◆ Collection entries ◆

===============

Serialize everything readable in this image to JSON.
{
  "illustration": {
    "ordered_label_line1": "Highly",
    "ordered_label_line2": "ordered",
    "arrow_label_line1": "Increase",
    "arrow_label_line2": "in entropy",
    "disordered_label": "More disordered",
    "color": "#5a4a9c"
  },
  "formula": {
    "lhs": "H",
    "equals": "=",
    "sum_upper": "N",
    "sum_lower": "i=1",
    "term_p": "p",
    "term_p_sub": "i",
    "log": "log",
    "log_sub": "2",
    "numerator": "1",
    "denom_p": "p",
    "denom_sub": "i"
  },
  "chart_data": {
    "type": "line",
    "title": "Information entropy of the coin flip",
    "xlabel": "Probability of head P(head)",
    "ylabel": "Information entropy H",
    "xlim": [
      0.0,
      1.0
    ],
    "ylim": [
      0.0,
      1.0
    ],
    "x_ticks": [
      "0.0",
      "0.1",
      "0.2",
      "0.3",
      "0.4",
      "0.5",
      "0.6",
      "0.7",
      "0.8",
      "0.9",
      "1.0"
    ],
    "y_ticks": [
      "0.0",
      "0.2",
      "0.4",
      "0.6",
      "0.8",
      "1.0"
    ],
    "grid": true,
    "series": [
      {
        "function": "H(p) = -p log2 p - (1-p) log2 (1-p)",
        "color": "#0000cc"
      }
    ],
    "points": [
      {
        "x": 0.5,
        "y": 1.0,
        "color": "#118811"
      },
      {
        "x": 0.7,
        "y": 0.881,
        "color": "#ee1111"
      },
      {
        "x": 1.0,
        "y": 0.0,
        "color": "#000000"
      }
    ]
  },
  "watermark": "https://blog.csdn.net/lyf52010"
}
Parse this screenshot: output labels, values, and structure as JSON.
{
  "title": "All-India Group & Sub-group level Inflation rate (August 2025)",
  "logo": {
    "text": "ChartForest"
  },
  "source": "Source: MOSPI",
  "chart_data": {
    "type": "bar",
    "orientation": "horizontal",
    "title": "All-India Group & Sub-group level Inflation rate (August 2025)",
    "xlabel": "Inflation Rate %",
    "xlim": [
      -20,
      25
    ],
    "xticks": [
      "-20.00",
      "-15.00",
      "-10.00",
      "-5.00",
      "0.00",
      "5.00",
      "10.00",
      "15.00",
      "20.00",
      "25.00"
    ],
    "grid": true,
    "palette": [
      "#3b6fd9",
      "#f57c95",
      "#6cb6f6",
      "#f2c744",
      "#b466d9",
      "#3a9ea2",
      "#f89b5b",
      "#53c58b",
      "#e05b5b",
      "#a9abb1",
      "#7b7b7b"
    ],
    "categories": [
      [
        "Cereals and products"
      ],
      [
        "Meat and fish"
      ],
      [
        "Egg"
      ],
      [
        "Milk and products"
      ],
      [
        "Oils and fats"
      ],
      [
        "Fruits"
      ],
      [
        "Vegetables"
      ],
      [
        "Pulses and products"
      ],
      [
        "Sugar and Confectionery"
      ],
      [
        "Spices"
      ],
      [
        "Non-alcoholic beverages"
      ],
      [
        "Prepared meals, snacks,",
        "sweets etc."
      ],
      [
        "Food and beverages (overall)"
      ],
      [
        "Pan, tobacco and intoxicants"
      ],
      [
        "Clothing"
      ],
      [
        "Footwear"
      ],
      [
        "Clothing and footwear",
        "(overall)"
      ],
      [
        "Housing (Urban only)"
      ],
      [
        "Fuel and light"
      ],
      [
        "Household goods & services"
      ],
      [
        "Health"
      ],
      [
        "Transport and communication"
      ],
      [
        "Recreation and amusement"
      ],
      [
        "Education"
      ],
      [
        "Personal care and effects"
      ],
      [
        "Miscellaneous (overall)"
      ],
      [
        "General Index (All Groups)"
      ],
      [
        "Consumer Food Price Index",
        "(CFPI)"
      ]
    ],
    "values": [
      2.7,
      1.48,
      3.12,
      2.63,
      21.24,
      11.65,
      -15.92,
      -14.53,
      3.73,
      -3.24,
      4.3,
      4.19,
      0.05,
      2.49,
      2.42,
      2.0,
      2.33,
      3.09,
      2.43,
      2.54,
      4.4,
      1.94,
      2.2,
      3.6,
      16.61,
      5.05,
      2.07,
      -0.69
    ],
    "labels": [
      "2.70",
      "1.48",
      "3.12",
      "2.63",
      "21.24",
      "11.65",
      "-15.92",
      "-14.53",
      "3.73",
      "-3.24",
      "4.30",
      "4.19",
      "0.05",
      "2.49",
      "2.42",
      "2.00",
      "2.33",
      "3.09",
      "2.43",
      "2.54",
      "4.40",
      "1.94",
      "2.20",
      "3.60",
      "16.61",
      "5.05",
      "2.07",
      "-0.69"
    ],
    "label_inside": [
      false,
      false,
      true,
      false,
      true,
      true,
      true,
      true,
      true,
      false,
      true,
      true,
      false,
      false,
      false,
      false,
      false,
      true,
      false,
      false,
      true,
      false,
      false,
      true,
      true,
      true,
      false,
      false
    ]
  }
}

===============

◆ Aim of the exercise ◆
Write out every line of the entries that holds the word "xlabel".

◆ Result of this task ◆
    "xlabel": "Probability of head P(head)",
    "xlabel": "Inflation Rate %",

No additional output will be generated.